* What is asked:
a - In the speech on the euro, switch "confidence" to "trust" and write out the passage starting with "The private sector" and going on through "markets will not restore confidence on their own.".
b - Pick up the speech on the euro and the financial crisis where it stops and continue it.

The Euro At 10: the Next Global Currency?Speech by Dominique Strauss-Kahn, Managing Director of the International Monetary Fund
At the Peterson Institute
October 10, 2008
As Prepared for Delivery
We are facing a very serious situation this week in the financial markets and in the global economy. We have some hard choices to make, and we must start making them very soon. Because of this, I will use the bulk of my time today to talk to you about what needs to be done to contain the crisis, and about its implications for the global economy.
I apologize in advance if it seems that I have spoiled a birthday party for the euro by talking too much of the storm outside. But I want to take advantage of this gathering, as well as the broader gathering of the Annual Meetings to discuss with you what we need to do to.
I think we can solve the problems we are seeing in the financial markets and in the global economy, so long as we act quickly, forcefully and cooperatively.
This week, the IMF gave its assessments of what is happening in the financial markets and in the global economy. Let me talk first about the outlook for financial markets, and the actions we must take there: because, as we all know, the heart of the problem is in financial markets.
An Action Plan for the Financial Markets
First, the numbers. We now estimate that financial sector losses could be about $1.4 trillion: almost 50 percent higher than our estimates in the spring, which were thought to be pessimistic by others. About half of these losses have been realized but there are still significant losses in the system.
But the problems in the financial markets now go beyond the cash losses. We are facing a crisis of confidence.
The private sector cannot restore confidence on its own. Macroeconomic policy measures by governments will not restore confidence on their own. Piecemeal measures on financial markets will not restore confidence on their own.
What will restore confidence is government intervention which is clear, comprehensive and cooperative between countries. Action should be governed by a few simple principles.
Principle 1: Government action needs to have a clear objective so that effective oversight of how public money is used is possible.
Principle 2: National plans need to be comprehensive: they must contain guarantees to depositors and assurances to creditors that are sufficient to ensure that markets function; they must deal with distressed assets and provide liquidity; and most importantly they must include bank recapitalization.
Principle 3: Action should be coordinated, at the global level and at the regional level when appropriate—for example in the EU.
Principle 4: Action should be fair, in that taxpayers, who are taking on the downside risks, should be able to share upside gains once the crisis passes.
How might this be applied in practice? I would highlight four sets of actions.

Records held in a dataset
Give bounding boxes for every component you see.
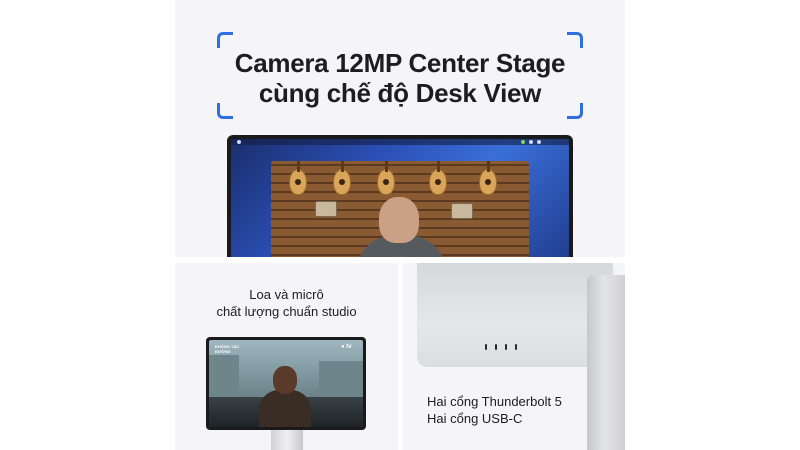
- display-screen: [231, 139, 569, 257]
- display-stand-side: [587, 275, 625, 450]
- guitar-image: [333, 161, 351, 195]
- movie-title-line-2: ĐƯỜNG: [215, 349, 231, 354]
- studio-display-small: KHÔNG TÁC ĐƯỜNG ● tv: [206, 337, 366, 430]
- thunderbolt-port-icon: [485, 344, 487, 350]
- actor-body-image: [259, 390, 311, 427]
- ports-caption-line-2: Hai cổng USB-C: [427, 411, 523, 426]
- headline-line-2: cùng chế độ Desk View: [258, 78, 542, 108]
- focus-bracket-top-left: [217, 32, 233, 48]
- building-image: [319, 361, 363, 399]
- audio-caption: Loa và micrô chất lượng chuẩn studio: [175, 286, 398, 320]
- amp-image: [315, 201, 337, 217]
- camera-headline: Camera 12MP Center Stage cùng chế độ Des…: [175, 48, 625, 108]
- page: Camera 12MP Center Stage cùng chế độ Des…: [0, 0, 800, 450]
- person-head-image: [379, 197, 419, 243]
- guitar-image: [479, 161, 497, 195]
- audio-caption-line-2: chất lượng chuẩn studio: [216, 304, 357, 319]
- amp-image: [451, 203, 473, 219]
- studio-display-front: [227, 135, 573, 257]
- display-stand: [271, 430, 303, 450]
- actor-head-image: [273, 366, 297, 394]
- headline-line-1: Camera 12MP Center Stage: [234, 48, 566, 78]
- usb-c-port-icon: [515, 344, 517, 350]
- guitar-image: [377, 161, 395, 195]
- menu-bar: [231, 139, 569, 145]
- apple-tv-icon: ● tv: [341, 344, 352, 350]
- guitar-image: [429, 161, 447, 195]
- ports-card: Hai cổng Thunderbolt 5 Hai cổng USB-C: [403, 263, 625, 450]
- focus-bracket-top-right: [567, 32, 583, 48]
- ports-caption-line-1: Hai cổng Thunderbolt 5: [427, 394, 562, 409]
- video-call-window: [271, 161, 529, 257]
- camera-card: Camera 12MP Center Stage cùng chế độ Des…: [175, 0, 625, 257]
- studio-display-back: [417, 263, 613, 367]
- movie-screen: KHÔNG TÁC ĐƯỜNG ● tv: [209, 340, 363, 427]
- apple-tv-label: tv: [346, 344, 352, 350]
- audio-caption-line-1: Loa và micrô: [249, 287, 324, 302]
- thunderbolt-port-icon: [495, 344, 497, 350]
- guitar-image: [289, 161, 307, 195]
- audio-card: Loa và micrô chất lượng chuẩn studio KHÔ…: [175, 263, 398, 450]
- ports-caption: Hai cổng Thunderbolt 5 Hai cổng USB-C: [427, 393, 562, 427]
- building-image: [209, 355, 239, 399]
- usb-c-port-icon: [505, 344, 507, 350]
- movie-title: KHÔNG TÁC ĐƯỜNG: [215, 344, 239, 354]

* Task answers:
a -
The private sector cannot restore trust on its own. Macroeconomic policy measures by governments will not restore trust on their own. Piecemeal measures on financial markets will not restore trust on their own.

b -
First, as many governments have now concluded, the fragility of public confidence has reached a point where some explicit public guarantee of financial system liabilities is unavoidable. This means not only retail bank deposits but probably also interbank and money market deposits, so that activity may restart in these key markets. Of course, such a step should be temporary, and include safeguards such as heightened supervision and limits on deposit rates offered.
Second, the government needs to take out troubled assets and force the recognition of losses. Asset purchases should be done at fair value. Why fair value? Because transparent bank recapitalization and restructuring of balance sheets is essential to the process. If capital is to be attracted to banks, it is better to pay a lower price now, recognize losses, and give banks an upside if the implied loss turns out to be smaller than expected.
Third, private money is scarce in today's environment. Therefore, support from the government is needed. One strategy that has worked in past crises is to match new private capital subscriptions with government capital, which imposes a market test for the use of public funds.
Fourth, a high degree of international cooperation has become urgent. During the past week the collapse in confidence in the markets has been almost matched by a collapse in confidence between countries. We saw a very bad trend toward unilateral measures taken with national interests in mind, with unintended "beggar-thy-neighbor" consequences for others.
We are beginning to see a turnaround in this. At the ECOFIN meeting earlier this week we saw some principles agreed, and early on Wednesday we saw coordinated moves by major central banks. We need more coordination. Financial institutions now span many countries and credible rescue plans must be consistent across many jurisdictions. I urge European countries especially to work together. There is no domestic solution to a crisis like this one. I know, having myself served as a Minister of Finance of my country, how difficult it is in the European Union to reach consensus and to make decisions. I do not underestimate the problems. Nevertheless, cooperation and coordination in actions is the price of success both at the European and the global levels. The weekend's meetings will be an opportunity for finance ministers to talk about how to bring about the needed cooperation. All kinds of cooperation have to be commended. All lonely acts have to be avoided, if not condemned.
How is the financial sector turmoil affecting the global economy?
One of the reasons action is so important is that the turmoil in the financial markets is having serious effects on the global economy.
Even if strong and coordinated action along the lines I have been talking about is taken, we think the world is going to experience a serious slowdown.
This is as we foresaw in the Spring. At that time, we were criticized for being too pessimistic. Now, I am afraid that it seems we were too optimistic. Our best forecast is now that world growth will be around 3 percent in 2009. This number may not sound so bad. But the projection for advanced countries is worse: very close to zero until at least the middle of 2009, with a slow recovery during the rest of that year. World growth will be driven increasingly by growth in emerging and developing countries. And they will grow at a lower rate than they have in the recent past: 7 percent in 2008, and 6 percent in 2009.
The financial market crisis is also going to have longer-term effects.
The United States
In the United States, a new generation of households, businesses and banks will now have fresh and vivid memories of a financial crisis. They will be more cautious, and take fewer risks. This is not a bad thing. In fact it is part of a long-term correction which is due. Before the crisis, people—and especially banks—took too many risks. Now changed attitudes to risk will reshape patterns of consumption and investment. We are already beginning to see this.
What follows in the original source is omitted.